EXERCISE GOAL
Copy out the JIRA comment proposing a breadth-first search interface for graphs, word for word and in full.

[jira] [Comment Edited] (MADLIB-1102) Graph - Breadth First Search / Traversal

Frank McQuillan (JIRA) Fri, 19 May 2017 14:32:15 -0700

    [ 
https://issues.apache.org/jira/browse/MADLIB-1102?page=com.atlassian.jira.plugin.system.issuetabpanels:comment-tabpanel&focusedCommentId=16018038#comment-16018038
 ]


Frank McQuillan edited comment on MADLIB-1102 at 5/19/17 9:30 PM:
------------------------------------------------------------------

Here is my suggestion on the interface for the initial version in 1.12.   It is 
a simple first implementation that we can build on for later.  Follow on JIRA 
that adds more capability
https://issues.apache.org/jira/browse/MADLIB-1105

Below uses SSSP as a model
http://madlib.incubator.apache.org/docs/latest/group__grp__sssp.html

{code}
graph_bfs (
        vertex_table,    
        vertex_id,       
        edge_table,      
        edge_args,       
        source_vertex, 
        out_table, 
        max_distance,
        directed,
        grouping_cols
)
{code}

Arguments

vertex_table
TEXT. Name of the table containing the vertex data for the graph. Must contain 
the column specified in the 'vertex_id' parameter below.

SUPPLIED INFORMATION
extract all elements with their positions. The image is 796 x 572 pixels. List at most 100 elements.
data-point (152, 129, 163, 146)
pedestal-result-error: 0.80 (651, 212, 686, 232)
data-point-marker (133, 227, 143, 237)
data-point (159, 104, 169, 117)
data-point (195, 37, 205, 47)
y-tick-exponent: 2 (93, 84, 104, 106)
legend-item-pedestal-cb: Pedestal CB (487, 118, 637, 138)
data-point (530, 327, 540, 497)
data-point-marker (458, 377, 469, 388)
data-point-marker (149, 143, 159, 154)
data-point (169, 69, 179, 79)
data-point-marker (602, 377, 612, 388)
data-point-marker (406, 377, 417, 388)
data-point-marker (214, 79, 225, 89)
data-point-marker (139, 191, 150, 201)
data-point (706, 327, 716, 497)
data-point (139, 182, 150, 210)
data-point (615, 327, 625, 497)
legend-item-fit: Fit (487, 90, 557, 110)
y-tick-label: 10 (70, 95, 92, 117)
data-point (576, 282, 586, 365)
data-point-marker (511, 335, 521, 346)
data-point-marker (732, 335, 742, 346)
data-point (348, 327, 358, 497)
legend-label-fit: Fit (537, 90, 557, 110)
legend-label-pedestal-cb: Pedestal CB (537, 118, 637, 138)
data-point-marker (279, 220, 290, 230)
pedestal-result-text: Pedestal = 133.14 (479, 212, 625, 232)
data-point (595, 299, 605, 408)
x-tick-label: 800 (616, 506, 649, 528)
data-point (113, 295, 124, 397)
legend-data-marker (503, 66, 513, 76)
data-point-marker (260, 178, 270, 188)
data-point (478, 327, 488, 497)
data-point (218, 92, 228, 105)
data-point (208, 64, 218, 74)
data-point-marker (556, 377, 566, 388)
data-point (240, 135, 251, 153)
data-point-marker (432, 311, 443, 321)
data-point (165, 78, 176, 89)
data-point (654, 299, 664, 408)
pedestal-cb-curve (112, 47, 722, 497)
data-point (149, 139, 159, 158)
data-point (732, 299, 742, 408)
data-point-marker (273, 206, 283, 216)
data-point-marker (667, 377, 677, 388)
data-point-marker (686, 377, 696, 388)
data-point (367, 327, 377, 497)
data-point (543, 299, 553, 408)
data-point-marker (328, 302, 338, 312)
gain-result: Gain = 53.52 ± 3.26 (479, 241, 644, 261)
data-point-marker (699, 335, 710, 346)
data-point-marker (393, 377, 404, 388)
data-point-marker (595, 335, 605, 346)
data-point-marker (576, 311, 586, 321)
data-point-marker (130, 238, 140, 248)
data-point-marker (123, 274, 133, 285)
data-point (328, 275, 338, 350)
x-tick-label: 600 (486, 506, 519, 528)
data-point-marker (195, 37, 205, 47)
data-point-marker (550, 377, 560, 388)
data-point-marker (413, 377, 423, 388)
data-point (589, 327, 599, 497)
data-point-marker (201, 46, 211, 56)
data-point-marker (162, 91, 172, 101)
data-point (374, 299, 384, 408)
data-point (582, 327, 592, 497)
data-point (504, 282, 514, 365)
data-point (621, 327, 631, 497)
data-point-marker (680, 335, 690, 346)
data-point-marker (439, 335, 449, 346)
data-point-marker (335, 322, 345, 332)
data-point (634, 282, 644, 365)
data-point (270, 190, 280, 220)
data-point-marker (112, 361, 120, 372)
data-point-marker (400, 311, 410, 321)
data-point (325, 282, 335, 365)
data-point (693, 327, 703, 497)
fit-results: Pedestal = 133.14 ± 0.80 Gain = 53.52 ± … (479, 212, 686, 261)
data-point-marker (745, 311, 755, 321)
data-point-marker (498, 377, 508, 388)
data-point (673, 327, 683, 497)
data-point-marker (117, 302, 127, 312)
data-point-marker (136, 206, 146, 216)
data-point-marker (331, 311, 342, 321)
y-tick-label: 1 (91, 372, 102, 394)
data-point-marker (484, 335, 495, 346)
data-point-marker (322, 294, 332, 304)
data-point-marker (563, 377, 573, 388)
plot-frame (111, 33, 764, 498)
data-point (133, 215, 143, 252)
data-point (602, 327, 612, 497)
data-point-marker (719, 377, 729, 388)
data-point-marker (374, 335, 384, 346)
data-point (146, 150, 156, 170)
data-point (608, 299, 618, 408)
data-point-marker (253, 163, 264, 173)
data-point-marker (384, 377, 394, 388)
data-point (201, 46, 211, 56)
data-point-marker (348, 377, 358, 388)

EXERCISE ANSWER
[jira] [Comment Edited] (MADLIB-1102) Graph - Breadth First Search / Traversal

Frank McQuillan (JIRA) Fri, 19 May 2017 14:32:15 -0700

    [ 
https://issues.apache.org/jira/browse/MADLIB-1102?page=com.atlassian.jira.plugin.system.issuetabpanels:comment-tabpanel&focusedCommentId=16018038#comment-16018038
 ]


Frank McQuillan edited comment on MADLIB-1102 at 5/19/17 9:30 PM:
------------------------------------------------------------------

Here is my suggestion on the interface for the initial version in 1.12.   It is 
a simple first implementation that we can build on for later.  Follow on JIRA 
that adds more capability
https://issues.apache.org/jira/browse/MADLIB-1105

Below uses SSSP as a model
http://madlib.incubator.apache.org/docs/latest/group__grp__sssp.html

{code}
graph_bfs (
        vertex_table,    
        vertex_id,       
        edge_table,      
        edge_args,       
        source_vertex, 
        out_table, 
        max_distance,
        directed,
        grouping_cols
)
{code}

Arguments

vertex_table
TEXT. Name of the table containing the vertex data for the graph. Must contain 
the column specified in the 'vertex_id' parameter below.